Aim: Filter the records for lines holding the string "text".

Raw data:
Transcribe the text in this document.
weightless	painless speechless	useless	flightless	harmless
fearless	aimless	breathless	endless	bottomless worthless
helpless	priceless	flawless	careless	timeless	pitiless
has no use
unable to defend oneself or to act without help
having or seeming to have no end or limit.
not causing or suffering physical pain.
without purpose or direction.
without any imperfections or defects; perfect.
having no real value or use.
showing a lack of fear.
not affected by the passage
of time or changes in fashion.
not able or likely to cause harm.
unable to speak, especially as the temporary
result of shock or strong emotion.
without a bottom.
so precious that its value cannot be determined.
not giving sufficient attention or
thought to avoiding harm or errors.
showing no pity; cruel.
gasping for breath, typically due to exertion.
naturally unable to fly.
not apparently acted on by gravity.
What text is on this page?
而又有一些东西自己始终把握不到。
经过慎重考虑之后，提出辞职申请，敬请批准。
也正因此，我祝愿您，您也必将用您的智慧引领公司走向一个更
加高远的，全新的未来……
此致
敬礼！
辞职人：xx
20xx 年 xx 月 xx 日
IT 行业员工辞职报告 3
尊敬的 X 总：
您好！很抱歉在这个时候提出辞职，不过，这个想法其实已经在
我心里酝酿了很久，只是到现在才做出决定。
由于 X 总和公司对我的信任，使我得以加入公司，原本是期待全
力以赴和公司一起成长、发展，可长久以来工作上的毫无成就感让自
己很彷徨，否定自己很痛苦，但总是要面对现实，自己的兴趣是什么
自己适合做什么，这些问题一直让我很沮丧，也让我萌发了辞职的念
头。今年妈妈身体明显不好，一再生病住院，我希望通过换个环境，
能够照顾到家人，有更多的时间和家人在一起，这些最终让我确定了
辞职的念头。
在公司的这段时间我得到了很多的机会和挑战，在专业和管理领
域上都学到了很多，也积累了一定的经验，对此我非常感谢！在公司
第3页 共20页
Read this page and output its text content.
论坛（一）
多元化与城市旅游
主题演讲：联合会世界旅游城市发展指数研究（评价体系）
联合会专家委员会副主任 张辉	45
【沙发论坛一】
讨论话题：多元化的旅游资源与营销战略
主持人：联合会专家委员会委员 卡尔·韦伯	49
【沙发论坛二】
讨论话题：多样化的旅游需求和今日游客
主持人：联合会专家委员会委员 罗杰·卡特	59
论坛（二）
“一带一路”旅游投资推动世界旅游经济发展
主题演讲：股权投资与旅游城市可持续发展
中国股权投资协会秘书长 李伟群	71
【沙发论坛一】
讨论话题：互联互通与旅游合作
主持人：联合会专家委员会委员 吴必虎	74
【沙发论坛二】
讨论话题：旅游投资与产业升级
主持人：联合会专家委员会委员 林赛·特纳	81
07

Answer for the task:
Transcribe the text in this document.
What text is on this page?
Read this page and output its text content.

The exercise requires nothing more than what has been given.